• DATA SUPPLIED:
.....
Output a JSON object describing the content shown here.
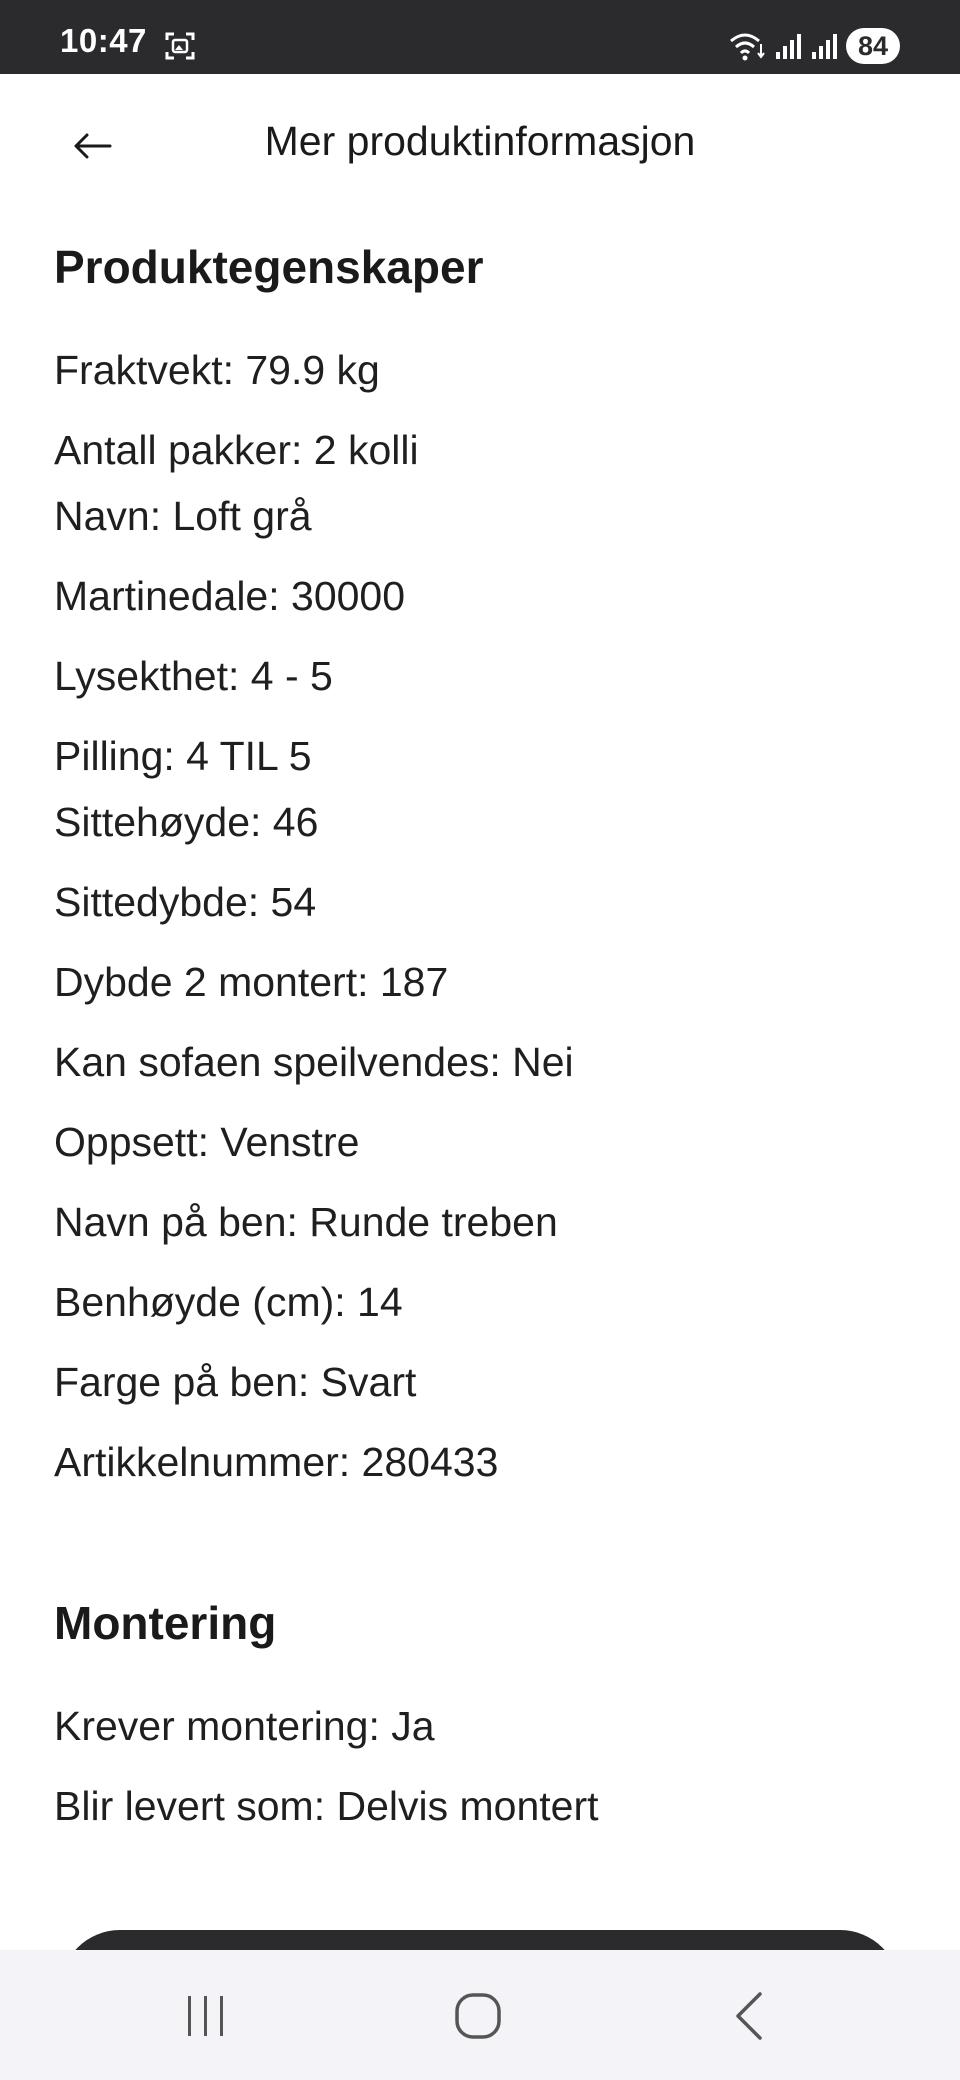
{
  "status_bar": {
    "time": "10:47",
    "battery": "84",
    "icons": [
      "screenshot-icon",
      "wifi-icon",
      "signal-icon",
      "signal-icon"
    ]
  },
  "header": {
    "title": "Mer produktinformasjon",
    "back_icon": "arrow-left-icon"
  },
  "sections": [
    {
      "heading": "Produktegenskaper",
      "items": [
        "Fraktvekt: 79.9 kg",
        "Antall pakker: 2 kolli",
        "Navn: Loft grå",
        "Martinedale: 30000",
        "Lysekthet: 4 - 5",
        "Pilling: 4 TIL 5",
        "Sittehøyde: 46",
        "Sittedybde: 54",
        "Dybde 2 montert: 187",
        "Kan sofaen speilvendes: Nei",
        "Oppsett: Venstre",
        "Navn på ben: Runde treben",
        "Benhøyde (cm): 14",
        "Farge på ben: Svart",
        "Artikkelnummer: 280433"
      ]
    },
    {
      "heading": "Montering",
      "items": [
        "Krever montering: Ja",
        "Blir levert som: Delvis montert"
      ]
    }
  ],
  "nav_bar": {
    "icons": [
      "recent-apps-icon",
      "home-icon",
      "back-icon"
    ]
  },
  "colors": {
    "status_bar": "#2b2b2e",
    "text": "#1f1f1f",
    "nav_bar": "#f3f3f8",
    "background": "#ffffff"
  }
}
.....
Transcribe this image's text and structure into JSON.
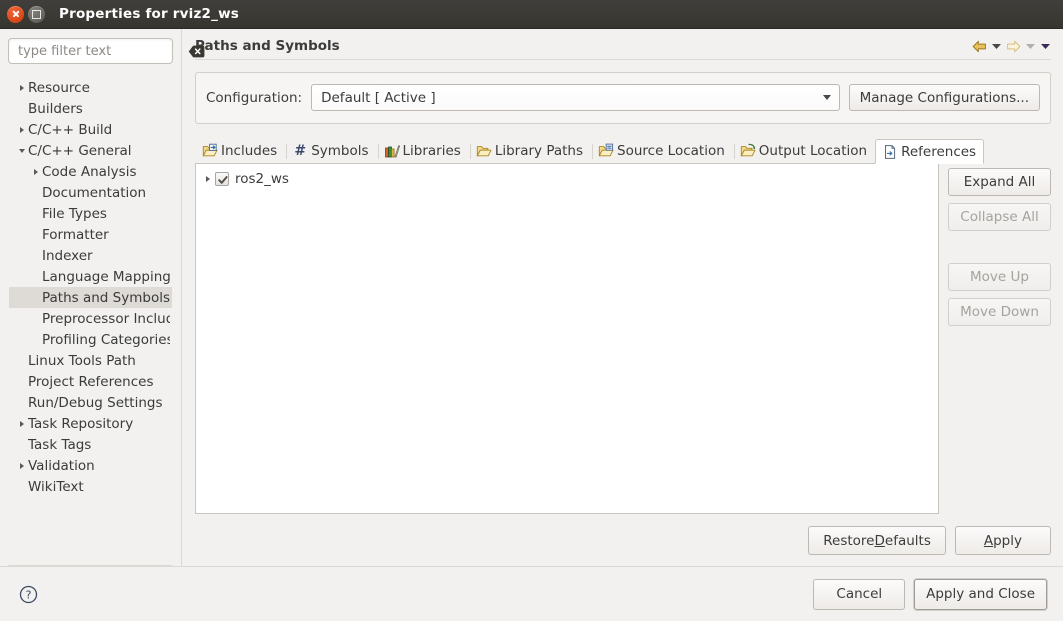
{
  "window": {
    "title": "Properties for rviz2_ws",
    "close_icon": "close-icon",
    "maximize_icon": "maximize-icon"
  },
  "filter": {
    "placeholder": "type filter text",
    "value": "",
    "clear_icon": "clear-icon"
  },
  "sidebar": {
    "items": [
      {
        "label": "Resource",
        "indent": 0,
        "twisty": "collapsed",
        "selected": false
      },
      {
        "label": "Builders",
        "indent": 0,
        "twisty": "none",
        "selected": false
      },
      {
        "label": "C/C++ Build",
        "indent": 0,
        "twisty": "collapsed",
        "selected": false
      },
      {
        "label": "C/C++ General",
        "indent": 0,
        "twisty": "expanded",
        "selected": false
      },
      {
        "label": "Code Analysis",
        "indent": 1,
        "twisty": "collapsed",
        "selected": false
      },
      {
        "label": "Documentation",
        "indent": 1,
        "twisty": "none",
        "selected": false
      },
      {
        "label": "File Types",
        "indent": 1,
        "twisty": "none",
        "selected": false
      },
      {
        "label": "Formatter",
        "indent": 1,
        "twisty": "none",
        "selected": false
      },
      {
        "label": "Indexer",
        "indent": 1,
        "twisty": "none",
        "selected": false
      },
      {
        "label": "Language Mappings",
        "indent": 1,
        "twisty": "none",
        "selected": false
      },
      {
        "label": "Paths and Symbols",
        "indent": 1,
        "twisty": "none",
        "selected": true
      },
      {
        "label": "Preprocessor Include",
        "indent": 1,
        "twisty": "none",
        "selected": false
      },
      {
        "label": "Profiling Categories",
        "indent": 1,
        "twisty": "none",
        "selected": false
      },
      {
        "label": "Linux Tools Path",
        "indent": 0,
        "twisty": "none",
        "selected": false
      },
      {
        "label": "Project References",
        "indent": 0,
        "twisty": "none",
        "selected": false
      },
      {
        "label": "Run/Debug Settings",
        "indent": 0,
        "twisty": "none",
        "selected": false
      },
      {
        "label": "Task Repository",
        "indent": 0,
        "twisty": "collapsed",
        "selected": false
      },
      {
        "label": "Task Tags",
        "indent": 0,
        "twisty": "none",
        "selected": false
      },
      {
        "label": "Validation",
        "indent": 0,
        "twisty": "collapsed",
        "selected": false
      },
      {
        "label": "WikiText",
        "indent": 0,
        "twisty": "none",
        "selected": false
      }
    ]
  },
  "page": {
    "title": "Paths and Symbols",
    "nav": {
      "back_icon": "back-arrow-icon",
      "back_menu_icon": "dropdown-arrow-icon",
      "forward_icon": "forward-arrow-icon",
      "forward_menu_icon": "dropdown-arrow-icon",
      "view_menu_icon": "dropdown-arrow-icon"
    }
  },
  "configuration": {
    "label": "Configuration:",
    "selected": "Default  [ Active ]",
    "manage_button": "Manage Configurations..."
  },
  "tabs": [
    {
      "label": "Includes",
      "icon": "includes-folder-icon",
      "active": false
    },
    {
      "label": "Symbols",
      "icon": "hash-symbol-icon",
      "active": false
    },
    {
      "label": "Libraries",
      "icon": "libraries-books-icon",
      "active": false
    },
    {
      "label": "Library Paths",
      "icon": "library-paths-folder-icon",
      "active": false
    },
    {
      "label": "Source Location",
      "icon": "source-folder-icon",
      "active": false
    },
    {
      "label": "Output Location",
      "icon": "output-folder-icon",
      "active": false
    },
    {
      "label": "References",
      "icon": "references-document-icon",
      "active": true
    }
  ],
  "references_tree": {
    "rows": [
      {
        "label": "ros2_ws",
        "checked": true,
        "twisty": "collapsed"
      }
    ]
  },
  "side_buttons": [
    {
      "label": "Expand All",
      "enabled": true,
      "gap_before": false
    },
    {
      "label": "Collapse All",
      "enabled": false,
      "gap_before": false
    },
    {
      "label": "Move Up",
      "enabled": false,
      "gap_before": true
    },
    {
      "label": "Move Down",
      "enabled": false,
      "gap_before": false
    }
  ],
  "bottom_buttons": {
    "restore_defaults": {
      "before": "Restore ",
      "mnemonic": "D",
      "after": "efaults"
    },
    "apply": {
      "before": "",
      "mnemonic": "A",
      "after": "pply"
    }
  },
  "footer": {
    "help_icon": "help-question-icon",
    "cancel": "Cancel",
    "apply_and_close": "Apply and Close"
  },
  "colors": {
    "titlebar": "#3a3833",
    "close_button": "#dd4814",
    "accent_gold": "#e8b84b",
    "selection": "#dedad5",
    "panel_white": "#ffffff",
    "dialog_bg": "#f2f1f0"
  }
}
.....
• GOAL OF THE EXERCISE: Among the entries above, identify all lines with "Task" and copy them.

• RESPONSE TO THIS EXERCISE:
        "label": "Task Repository",
        "label": "Task Tags",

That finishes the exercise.